== GIVEN INSTRUCTION ==
Do these statements agree with the text on channel-based sessions below? Answer yes or no for each, quoting the deciding words. 1. When a device reconnects, the session starts over from the beginning. 2. User actions such as interrupting are sent to the server, which publishes the authoritative result to the channel. 3. Mapping user identity to active connections is done at the application layer.

== SOURCE DOCUMENT ==
The architectural shift: state lives in the channel, not the connection

The underlying problem is that session state is coupled to the connection. The fix is decoupling them.

Instead of streaming directly over an HTTP connection, the server publishes messages to a channel. Any device subscribing to that channel receives the same messages. The state is in the channel. The connection is the transport, nothing more.

This is the foundation of what's increasingly called a durable session – a persistent, addressable session between agents and users that outlives any single connection, device, or participant. Durable execution makes the backend crash-proof; durable sessions makes the experience crash-proof. They sit on opposite sides of the agent and complement each other.

Diagram of channel-based session architecture for multi-device AI delivery

In practice this changes the behavior fundamentally. Any device can join – same browser tab, phone, or tablet. Subscribing to the channel gives that device access to the conversation. Reconnection becomes catch-up rather than restart: channels persist message history, and when a device reconnects, it replays what it missed and transitions to live delivery. From the user's perspective, they pick up where they left off.

Conflicts route through the server. User actions – sending prompts, interrupting, deleting messages – go to the server, which publishes the authoritative result to the channel. All devices receive the same update. There's no client-side state to reconcile.

What the transport layer has to handle

Identity-aware fan-out. The system needs to recognize all active sessions associated with a single user and propagate updates across all of them. When a user sends a message on one device, every other active device should reflect the change immediately. This requires mapping user identity to active connections at the infrastructure level, not the application layer.

Ordering and session recovery. If the connection drops – from a device switch, a network blip, or a page refresh – the user shouldn't lose messages or see them out of sequence. A well-designed transport layer replays missed events and keeps message sequences intact. History loads first, then the live stream resumes. The client doesn't need to manage the transition.

== MATERIAL PROVIDED ==
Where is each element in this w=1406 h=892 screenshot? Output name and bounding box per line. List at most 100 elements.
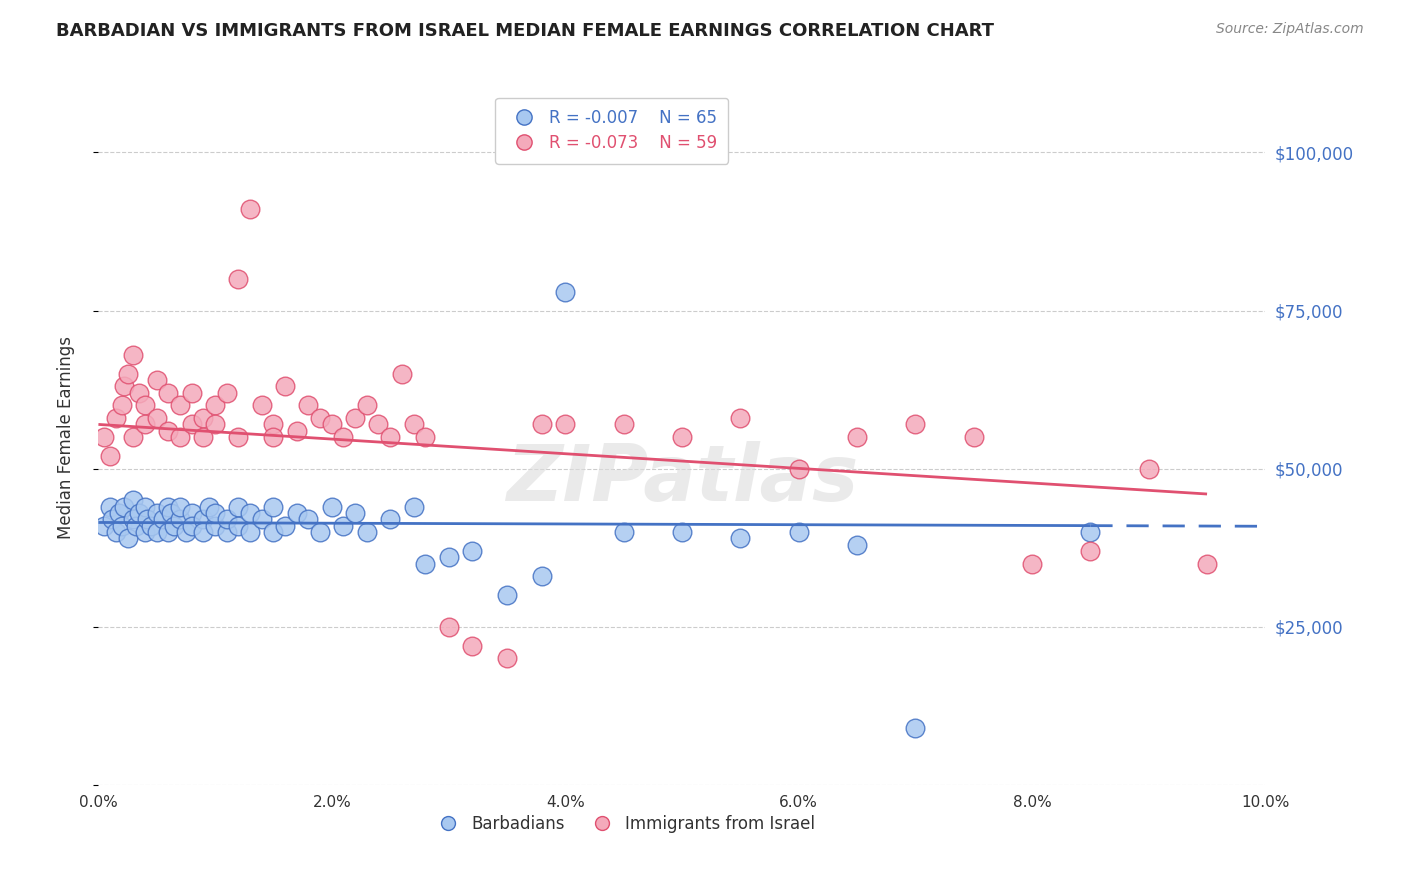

== TASK ANSWER ==
1. No: "Reconnection becomes catch-up rather than restart"
2. Yes: "User actions – sending prompts, interrupting, deleting messages – go to the server, which publishes the authoritative result to the channel."
3. No: "This requires mapping user identity to active connections at the infrastructure level, not the application layer."